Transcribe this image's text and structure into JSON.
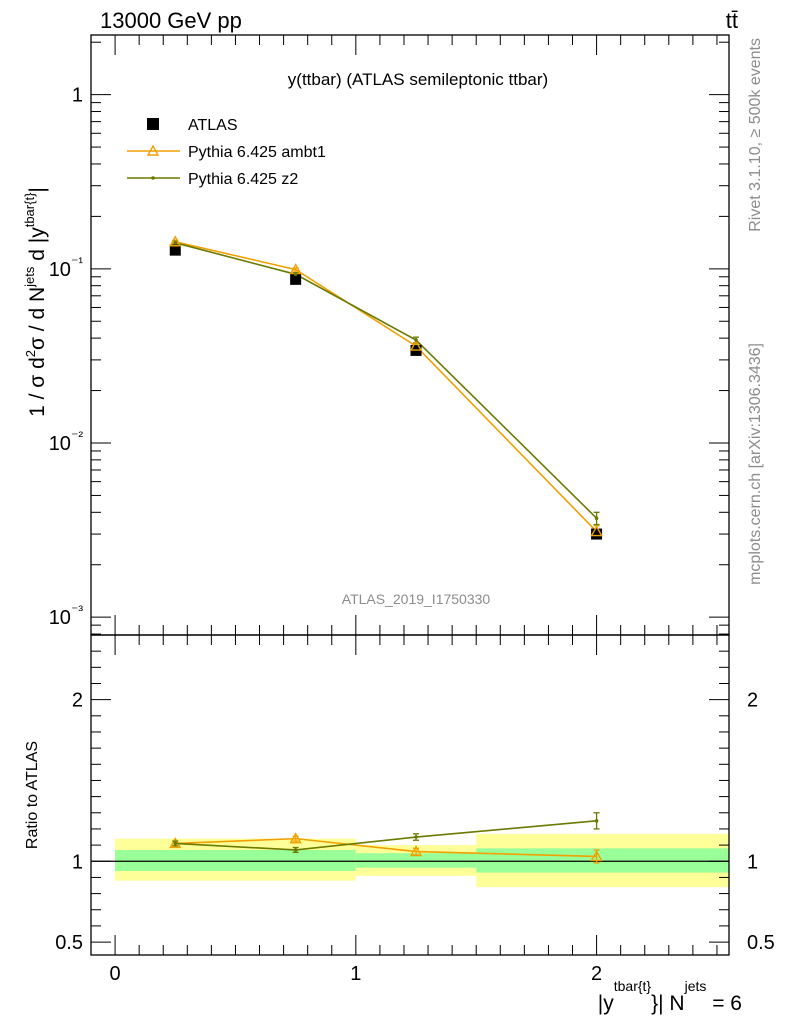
{
  "header": {
    "left": "13000 GeV pp",
    "right": "tt̄"
  },
  "side_labels": {
    "top": "Rivet 3.1.10, ≥ 500k events",
    "bottom": "mcplots.cern.ch [arXiv:1306.3436]"
  },
  "chart_data": [
    {
      "type": "scatter",
      "panel": "main",
      "title": "y(ttbar) (ATLAS semileptonic ttbar)",
      "ylabel": "1 / σ d²σ / d N^jets d |y^tbar{t}|",
      "yscale": "log",
      "ylim": [
        0.00079,
        2.2
      ],
      "xlim": [
        -0.1,
        2.55
      ],
      "y_ticks": [
        {
          "value": 1,
          "label": "1"
        },
        {
          "value": 0.1,
          "label": "10⁻¹"
        },
        {
          "value": 0.01,
          "label": "10⁻²"
        },
        {
          "value": 0.001,
          "label": "10⁻³"
        }
      ],
      "watermark": "ATLAS_2019_I1750330",
      "legend_position": "top-left",
      "x": [
        0.25,
        0.75,
        1.25,
        2.0
      ],
      "series": [
        {
          "name": "ATLAS",
          "marker": "square",
          "color": "#000000",
          "values": [
            0.128,
            0.087,
            0.034,
            0.003
          ]
        },
        {
          "name": "Pythia 6.425 ambt1",
          "marker": "triangle-open",
          "color": "#f0a000",
          "values": [
            0.143,
            0.099,
            0.036,
            0.0031
          ],
          "errors": [
            0.003,
            0.002,
            0.0015,
            0.00025
          ]
        },
        {
          "name": "Pythia 6.425 z2",
          "marker": "dot",
          "color": "#6b7a00",
          "values": [
            0.141,
            0.093,
            0.039,
            0.0037
          ],
          "errors": [
            0.003,
            0.002,
            0.0015,
            0.0003
          ]
        }
      ]
    },
    {
      "type": "scatter",
      "panel": "ratio",
      "ylabel": "Ratio to ATLAS",
      "xlabel": "|y^tbar{t}| N^jets = 6",
      "ylim": [
        0.42,
        2.4
      ],
      "x_ticks": [
        {
          "value": 0,
          "label": "0"
        },
        {
          "value": 1,
          "label": "1"
        },
        {
          "value": 2,
          "label": "2"
        }
      ],
      "y_ticks": [
        {
          "value": 0.5,
          "label": "0.5"
        },
        {
          "value": 1,
          "label": "1"
        },
        {
          "value": 2,
          "label": "2"
        }
      ],
      "bands": [
        {
          "x0": 0,
          "x1": 1,
          "stat": [
            0.94,
            1.07
          ],
          "total": [
            0.88,
            1.14
          ]
        },
        {
          "x0": 1,
          "x1": 1.5,
          "stat": [
            0.96,
            1.05
          ],
          "total": [
            0.91,
            1.1
          ]
        },
        {
          "x0": 1.5,
          "x1": 2.55,
          "stat": [
            0.93,
            1.08
          ],
          "total": [
            0.84,
            1.17
          ]
        }
      ],
      "x": [
        0.25,
        0.75,
        1.25,
        2.0
      ],
      "series": [
        {
          "name": "Pythia 6.425 ambt1",
          "color": "#f0a000",
          "marker": "triangle-open",
          "values": [
            1.11,
            1.14,
            1.06,
            1.03
          ],
          "errors": [
            0.015,
            0.015,
            0.02,
            0.04
          ]
        },
        {
          "name": "Pythia 6.425 z2",
          "color": "#6b7a00",
          "marker": "dot",
          "values": [
            1.11,
            1.07,
            1.15,
            1.25
          ],
          "errors": [
            0.015,
            0.015,
            0.02,
            0.05
          ]
        }
      ]
    }
  ]
}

■ Given problem
Which lines above contain the word "ylabel"? Copy each of them.

■ Written answer
      "ylabel": "1 / σ d²σ / d N^jets d |y^tbar{t}|",
      "ylabel": "Ratio to ATLAS",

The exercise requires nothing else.